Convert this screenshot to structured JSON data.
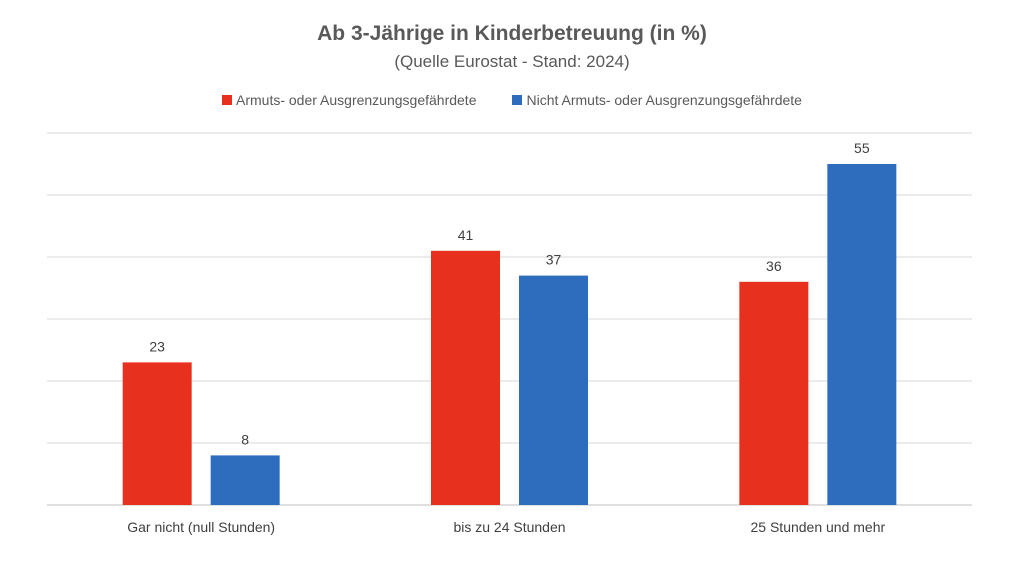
{
  "chart_data": {
    "type": "bar",
    "title": "Ab 3-Jährige in Kinderbetreuung (in %)",
    "subtitle": "(Quelle Eurostat - Stand: 2024)",
    "categories": [
      "Gar nicht (null Stunden)",
      "bis zu 24 Stunden",
      "25 Stunden und mehr"
    ],
    "series": [
      {
        "name": "Armuts- oder Ausgrenzungsgefährdete",
        "values": [
          23,
          41,
          36
        ],
        "color": "#E8301F"
      },
      {
        "name": "Nicht Armuts- oder Ausgrenzungsgefährdete",
        "values": [
          8,
          37,
          55
        ],
        "color": "#2E6DBE"
      }
    ],
    "ylim": [
      0,
      60
    ],
    "grid": true,
    "legend": "top",
    "data_labels": true,
    "y_axis_labels": false
  }
}
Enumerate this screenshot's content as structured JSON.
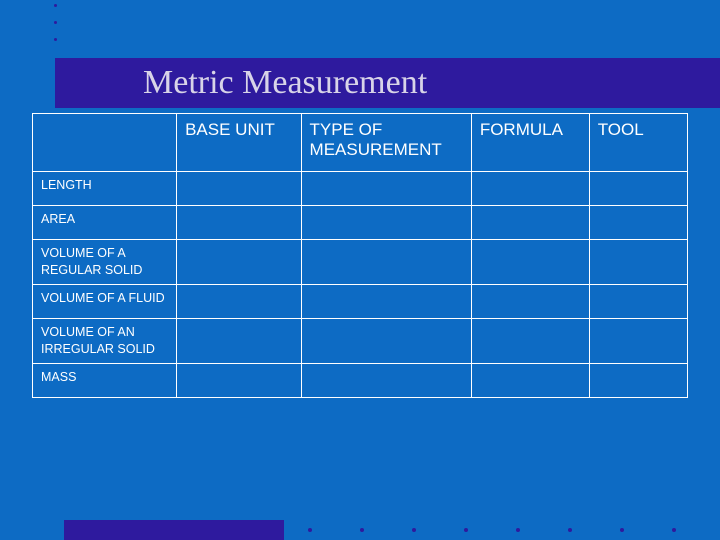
{
  "title": "Metric Measurement",
  "colors": {
    "background": "#0d6bc4",
    "accent": "#2e1a9e",
    "title_text": "#d8d4e8",
    "table_border": "#ffffff",
    "table_text": "#ffffff"
  },
  "table": {
    "columns": [
      "",
      "BASE UNIT",
      "TYPE OF MEASUREMENT",
      "FORMULA",
      "TOOL"
    ],
    "column_widths_pct": [
      22,
      19,
      26,
      18,
      15
    ],
    "header_fontsize": 17,
    "rowlabel_fontsize": 12.5,
    "rows": [
      {
        "label": "LENGTH",
        "cells": [
          "",
          "",
          "",
          ""
        ]
      },
      {
        "label": "AREA",
        "cells": [
          "",
          "",
          "",
          ""
        ]
      },
      {
        "label": "VOLUME OF A REGULAR SOLID",
        "cells": [
          "",
          "",
          "",
          ""
        ]
      },
      {
        "label": "VOLUME OF A FLUID",
        "cells": [
          "",
          "",
          "",
          ""
        ]
      },
      {
        "label": "VOLUME OF AN IRREGULAR SOLID",
        "cells": [
          "",
          "",
          "",
          ""
        ]
      },
      {
        "label": "MASS",
        "cells": [
          "",
          "",
          "",
          ""
        ]
      }
    ]
  },
  "decoration": {
    "top_bullet_count": 3,
    "footer_dot_count": 8
  }
}
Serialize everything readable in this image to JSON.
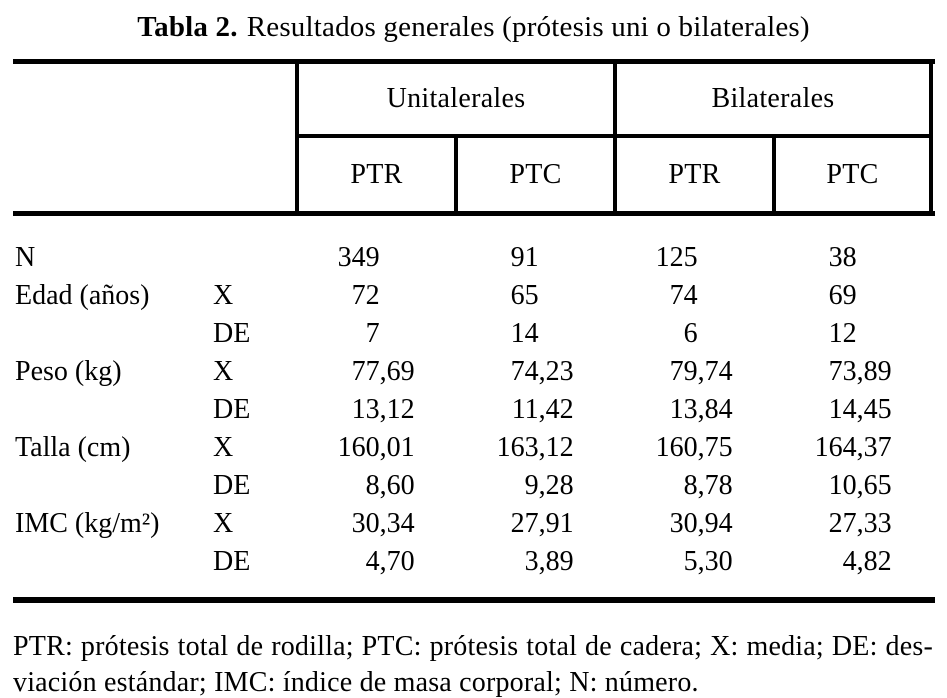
{
  "title": {
    "bold": "Tabla 2.",
    "rest": "Resultados generales (prótesis uni o bilaterales)"
  },
  "table": {
    "groups": [
      {
        "label": "Unitalerales",
        "subs": [
          "PTR",
          "PTC"
        ]
      },
      {
        "label": "Bilaterales",
        "subs": [
          "PTR",
          "PTC"
        ]
      }
    ],
    "rows": [
      {
        "label": "N",
        "sub": "",
        "values": [
          "349",
          "91",
          "125",
          "38"
        ]
      },
      {
        "label": "Edad (años)",
        "sub": "X",
        "values": [
          "72",
          "65",
          "74",
          "69"
        ]
      },
      {
        "label": "",
        "sub": "DE",
        "values": [
          "7",
          "14",
          "6",
          "12"
        ]
      },
      {
        "label": "Peso (kg)",
        "sub": "X",
        "values": [
          "77,69",
          "74,23",
          "79,74",
          "73,89"
        ]
      },
      {
        "label": "",
        "sub": "DE",
        "values": [
          "13,12",
          "11,42",
          "13,84",
          "14,45"
        ]
      },
      {
        "label": "Talla (cm)",
        "sub": "X",
        "values": [
          "160,01",
          "163,12",
          "160,75",
          "164,37"
        ]
      },
      {
        "label": "",
        "sub": "DE",
        "values": [
          "8,60",
          "9,28",
          "8,78",
          "10,65"
        ]
      },
      {
        "label": "IMC (kg/m²)",
        "sub": "X",
        "values": [
          "30,34",
          "27,91",
          "30,94",
          "27,33"
        ]
      },
      {
        "label": "",
        "sub": "DE",
        "values": [
          "4,70",
          "3,89",
          "5,30",
          "4,82"
        ]
      }
    ]
  },
  "footnote": {
    "line1": "PTR: prótesis total de rodilla; PTC: prótesis total de cadera; X: media; DE: des-",
    "line2": "viación estándar; IMC: índice de masa corporal; N: número."
  },
  "colors": {
    "ink": "#000000",
    "paper": "#ffffff"
  }
}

+-------+

* [What is required] Extract all lines from the material above that include the word "structured".

* [Full output]
Convert this screenshot to structured JSON data.
Enumerate this screenshot's content as structured JSON.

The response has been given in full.